--- REQUIREMENT ---
Gather up the lines that contain "value".
:::
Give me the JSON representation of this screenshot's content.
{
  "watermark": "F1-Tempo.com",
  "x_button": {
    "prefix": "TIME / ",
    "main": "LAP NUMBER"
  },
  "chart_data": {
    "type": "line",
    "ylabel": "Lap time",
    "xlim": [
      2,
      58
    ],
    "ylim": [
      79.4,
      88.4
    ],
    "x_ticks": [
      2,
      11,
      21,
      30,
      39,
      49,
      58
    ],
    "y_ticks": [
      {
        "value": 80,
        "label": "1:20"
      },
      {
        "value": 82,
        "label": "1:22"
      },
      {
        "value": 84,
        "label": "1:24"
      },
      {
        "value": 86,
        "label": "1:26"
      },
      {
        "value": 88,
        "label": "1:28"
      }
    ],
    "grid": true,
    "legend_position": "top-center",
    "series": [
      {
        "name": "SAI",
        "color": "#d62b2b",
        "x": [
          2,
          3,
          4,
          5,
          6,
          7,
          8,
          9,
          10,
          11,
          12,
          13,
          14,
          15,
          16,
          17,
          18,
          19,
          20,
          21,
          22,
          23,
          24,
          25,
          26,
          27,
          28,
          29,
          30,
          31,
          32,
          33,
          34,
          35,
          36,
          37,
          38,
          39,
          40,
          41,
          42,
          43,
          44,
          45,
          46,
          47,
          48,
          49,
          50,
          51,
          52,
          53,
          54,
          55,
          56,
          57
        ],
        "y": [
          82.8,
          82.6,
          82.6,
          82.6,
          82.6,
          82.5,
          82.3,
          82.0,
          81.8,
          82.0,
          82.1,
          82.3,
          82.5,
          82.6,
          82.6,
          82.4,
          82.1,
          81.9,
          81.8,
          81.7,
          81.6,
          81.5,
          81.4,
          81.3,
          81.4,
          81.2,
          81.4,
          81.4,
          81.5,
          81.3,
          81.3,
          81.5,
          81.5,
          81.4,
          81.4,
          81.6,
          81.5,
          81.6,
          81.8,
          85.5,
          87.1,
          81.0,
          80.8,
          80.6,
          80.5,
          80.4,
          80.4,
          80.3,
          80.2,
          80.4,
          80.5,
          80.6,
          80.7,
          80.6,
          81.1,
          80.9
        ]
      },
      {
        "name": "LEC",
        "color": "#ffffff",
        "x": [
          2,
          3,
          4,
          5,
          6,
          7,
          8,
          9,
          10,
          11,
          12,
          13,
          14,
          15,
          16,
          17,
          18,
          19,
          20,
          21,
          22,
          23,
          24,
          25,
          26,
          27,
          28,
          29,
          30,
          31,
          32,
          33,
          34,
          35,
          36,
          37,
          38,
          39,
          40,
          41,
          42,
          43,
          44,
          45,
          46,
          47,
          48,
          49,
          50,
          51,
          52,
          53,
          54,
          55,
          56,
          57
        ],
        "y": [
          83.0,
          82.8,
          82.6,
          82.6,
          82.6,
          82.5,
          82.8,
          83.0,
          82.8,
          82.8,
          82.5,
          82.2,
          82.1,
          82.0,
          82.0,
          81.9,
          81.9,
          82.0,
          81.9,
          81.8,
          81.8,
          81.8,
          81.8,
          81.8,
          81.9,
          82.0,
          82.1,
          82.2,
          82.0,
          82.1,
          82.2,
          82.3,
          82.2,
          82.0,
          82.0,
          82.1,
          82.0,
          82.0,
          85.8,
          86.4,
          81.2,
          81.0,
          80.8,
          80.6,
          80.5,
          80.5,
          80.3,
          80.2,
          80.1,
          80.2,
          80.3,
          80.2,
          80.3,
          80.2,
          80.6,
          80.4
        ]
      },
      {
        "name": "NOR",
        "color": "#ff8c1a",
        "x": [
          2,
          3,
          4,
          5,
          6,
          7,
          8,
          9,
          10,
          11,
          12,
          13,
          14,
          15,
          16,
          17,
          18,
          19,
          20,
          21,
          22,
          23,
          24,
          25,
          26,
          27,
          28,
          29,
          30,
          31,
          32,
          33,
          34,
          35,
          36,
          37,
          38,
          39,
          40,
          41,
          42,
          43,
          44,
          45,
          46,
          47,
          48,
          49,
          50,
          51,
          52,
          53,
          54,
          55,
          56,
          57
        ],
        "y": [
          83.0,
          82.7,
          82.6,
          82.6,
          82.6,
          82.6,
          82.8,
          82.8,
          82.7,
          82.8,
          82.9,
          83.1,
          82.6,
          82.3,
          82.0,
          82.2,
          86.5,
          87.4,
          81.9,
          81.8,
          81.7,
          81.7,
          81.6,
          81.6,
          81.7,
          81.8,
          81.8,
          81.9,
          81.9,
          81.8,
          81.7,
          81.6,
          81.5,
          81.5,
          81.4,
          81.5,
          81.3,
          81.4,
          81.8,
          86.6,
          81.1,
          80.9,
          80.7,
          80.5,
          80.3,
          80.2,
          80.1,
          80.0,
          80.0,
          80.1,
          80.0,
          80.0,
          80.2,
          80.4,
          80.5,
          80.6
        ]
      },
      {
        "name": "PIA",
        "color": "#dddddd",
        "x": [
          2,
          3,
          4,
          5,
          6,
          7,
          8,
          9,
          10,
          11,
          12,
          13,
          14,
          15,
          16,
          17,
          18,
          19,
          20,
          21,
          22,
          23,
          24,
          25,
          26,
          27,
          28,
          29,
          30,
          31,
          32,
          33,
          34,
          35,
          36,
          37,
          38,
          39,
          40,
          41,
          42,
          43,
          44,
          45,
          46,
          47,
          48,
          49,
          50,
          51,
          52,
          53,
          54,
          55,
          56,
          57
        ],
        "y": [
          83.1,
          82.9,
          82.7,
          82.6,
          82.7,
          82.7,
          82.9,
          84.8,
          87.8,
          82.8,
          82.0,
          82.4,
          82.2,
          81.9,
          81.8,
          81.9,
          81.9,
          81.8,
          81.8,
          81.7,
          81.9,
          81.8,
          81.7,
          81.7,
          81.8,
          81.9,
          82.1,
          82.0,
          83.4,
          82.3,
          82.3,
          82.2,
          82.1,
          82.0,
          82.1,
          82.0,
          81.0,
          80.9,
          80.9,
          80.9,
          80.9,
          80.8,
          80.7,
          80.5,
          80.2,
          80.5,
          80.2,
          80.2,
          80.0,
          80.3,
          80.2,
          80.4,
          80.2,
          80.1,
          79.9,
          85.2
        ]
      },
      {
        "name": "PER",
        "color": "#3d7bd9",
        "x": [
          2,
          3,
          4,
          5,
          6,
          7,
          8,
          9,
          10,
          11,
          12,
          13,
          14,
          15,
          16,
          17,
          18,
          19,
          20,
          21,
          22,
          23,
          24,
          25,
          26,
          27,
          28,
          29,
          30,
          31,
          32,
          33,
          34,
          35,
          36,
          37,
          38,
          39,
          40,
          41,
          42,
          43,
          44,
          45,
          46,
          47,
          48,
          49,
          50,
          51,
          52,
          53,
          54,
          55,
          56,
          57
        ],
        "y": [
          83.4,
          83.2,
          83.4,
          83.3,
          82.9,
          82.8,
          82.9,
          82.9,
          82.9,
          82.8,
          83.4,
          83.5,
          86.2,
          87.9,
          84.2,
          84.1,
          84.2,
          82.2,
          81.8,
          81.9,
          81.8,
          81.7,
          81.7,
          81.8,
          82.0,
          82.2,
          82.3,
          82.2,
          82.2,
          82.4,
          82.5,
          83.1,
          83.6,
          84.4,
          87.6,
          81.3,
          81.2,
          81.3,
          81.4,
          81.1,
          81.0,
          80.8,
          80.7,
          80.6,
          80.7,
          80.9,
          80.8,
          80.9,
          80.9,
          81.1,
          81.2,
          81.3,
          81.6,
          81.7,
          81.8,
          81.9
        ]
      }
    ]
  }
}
:::
--- TASK OUTPUT ---
        "value": 80,
        "value": 82,
        "value": 84,
        "value": 86,
        "value": 88,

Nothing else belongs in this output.